- Task prompt -
Gather all lines in the entries below that include the word "this".

- Information shown -
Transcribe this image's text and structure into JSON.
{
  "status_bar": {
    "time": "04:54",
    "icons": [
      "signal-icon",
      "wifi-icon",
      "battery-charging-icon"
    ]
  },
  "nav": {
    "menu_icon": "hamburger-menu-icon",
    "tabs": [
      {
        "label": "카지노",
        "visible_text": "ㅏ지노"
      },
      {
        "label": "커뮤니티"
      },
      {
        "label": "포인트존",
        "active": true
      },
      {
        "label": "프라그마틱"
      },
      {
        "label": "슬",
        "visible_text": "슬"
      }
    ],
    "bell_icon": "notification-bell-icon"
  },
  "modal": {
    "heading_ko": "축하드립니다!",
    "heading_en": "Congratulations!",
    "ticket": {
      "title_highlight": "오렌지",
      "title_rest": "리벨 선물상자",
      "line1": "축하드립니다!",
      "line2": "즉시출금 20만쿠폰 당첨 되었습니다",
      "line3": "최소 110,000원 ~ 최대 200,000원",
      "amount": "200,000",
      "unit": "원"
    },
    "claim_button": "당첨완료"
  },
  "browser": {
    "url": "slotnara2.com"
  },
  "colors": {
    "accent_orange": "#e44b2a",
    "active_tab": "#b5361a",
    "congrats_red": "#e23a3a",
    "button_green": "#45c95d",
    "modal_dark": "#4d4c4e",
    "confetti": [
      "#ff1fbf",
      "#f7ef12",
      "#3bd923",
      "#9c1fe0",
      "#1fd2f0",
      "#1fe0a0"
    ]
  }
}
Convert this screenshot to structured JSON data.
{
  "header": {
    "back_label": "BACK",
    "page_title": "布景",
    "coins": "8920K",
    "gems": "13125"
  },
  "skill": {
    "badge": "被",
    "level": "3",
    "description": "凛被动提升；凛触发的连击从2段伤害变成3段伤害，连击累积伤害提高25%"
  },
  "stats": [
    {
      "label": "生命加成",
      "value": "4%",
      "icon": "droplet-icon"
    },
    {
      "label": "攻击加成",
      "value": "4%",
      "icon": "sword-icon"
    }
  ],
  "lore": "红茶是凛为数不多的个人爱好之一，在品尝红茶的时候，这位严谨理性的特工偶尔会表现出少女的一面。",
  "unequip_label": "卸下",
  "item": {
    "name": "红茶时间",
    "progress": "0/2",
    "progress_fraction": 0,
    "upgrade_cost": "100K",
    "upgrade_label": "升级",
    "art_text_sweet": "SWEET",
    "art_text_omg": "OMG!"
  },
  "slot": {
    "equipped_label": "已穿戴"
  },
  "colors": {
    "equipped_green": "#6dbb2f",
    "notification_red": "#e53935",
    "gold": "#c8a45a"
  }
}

- Answer -
Transcribe this image's text and structure into JSON.
Convert this screenshot to structured JSON data.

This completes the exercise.